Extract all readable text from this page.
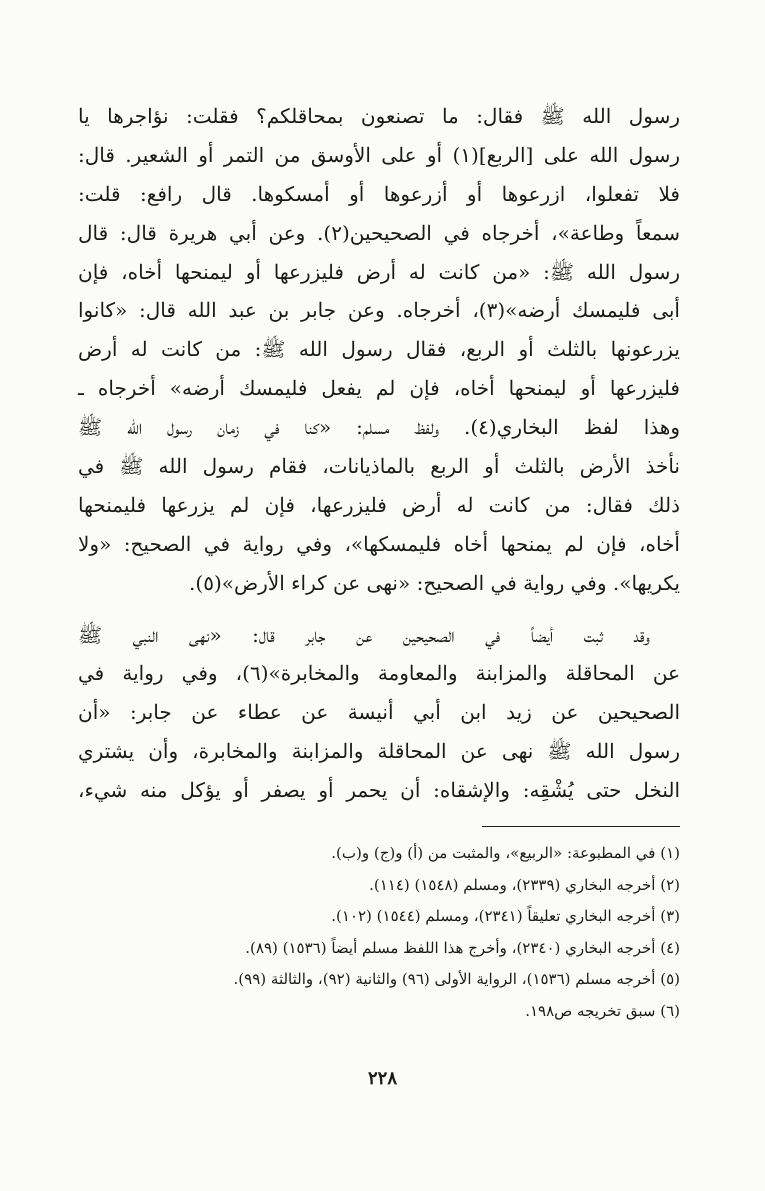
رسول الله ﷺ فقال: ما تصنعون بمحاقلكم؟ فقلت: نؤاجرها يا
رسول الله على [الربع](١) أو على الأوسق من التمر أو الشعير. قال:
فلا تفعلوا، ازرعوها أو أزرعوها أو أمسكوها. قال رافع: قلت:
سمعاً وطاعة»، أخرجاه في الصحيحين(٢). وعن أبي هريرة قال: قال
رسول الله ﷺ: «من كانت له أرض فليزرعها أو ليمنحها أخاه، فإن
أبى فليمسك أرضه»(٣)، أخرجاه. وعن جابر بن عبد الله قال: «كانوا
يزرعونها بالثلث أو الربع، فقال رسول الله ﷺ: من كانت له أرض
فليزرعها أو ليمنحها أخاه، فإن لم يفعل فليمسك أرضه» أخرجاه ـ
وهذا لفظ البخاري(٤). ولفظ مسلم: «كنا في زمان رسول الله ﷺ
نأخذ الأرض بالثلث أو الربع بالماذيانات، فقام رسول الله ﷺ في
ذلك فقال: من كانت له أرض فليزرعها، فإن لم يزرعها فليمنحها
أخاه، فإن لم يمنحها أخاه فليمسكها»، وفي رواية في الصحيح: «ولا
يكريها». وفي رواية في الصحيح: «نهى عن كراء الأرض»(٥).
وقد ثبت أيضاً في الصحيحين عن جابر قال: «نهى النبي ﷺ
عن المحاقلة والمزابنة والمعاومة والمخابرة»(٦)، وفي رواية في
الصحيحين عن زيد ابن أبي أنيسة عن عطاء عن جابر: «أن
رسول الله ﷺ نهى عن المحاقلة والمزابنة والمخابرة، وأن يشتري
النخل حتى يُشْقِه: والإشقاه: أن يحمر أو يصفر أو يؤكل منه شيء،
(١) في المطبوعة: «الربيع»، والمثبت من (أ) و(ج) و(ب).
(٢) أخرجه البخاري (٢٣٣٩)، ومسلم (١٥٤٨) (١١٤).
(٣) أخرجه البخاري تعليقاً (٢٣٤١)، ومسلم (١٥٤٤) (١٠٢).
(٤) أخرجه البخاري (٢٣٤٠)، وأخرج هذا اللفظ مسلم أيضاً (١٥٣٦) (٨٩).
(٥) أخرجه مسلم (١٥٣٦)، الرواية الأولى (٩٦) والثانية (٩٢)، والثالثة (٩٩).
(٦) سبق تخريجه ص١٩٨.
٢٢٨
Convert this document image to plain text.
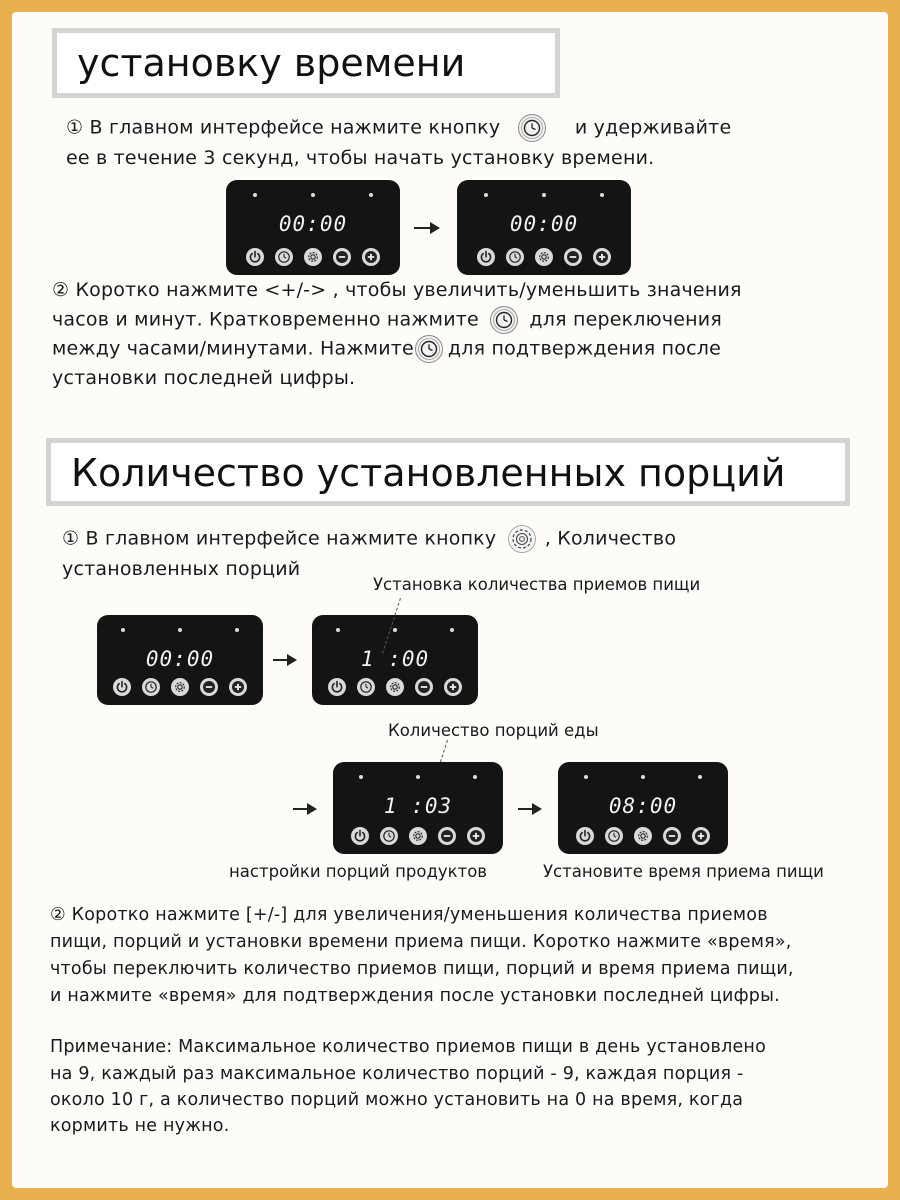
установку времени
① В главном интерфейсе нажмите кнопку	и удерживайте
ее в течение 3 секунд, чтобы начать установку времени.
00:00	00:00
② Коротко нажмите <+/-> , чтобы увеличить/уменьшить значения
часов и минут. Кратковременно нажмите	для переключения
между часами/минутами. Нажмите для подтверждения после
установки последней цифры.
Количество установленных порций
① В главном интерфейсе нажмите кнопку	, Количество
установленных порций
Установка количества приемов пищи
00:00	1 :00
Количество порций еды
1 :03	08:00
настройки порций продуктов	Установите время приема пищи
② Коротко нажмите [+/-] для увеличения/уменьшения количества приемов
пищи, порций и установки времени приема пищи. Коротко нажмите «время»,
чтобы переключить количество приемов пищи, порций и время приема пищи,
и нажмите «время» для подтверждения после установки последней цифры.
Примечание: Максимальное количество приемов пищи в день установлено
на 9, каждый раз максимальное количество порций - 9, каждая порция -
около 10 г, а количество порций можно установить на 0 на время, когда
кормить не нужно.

(TASK DIRECTIONS) The records are above. How many lines in them contain the word "فقال"? Give the number alone.

(RESULT OF THE TASK) 3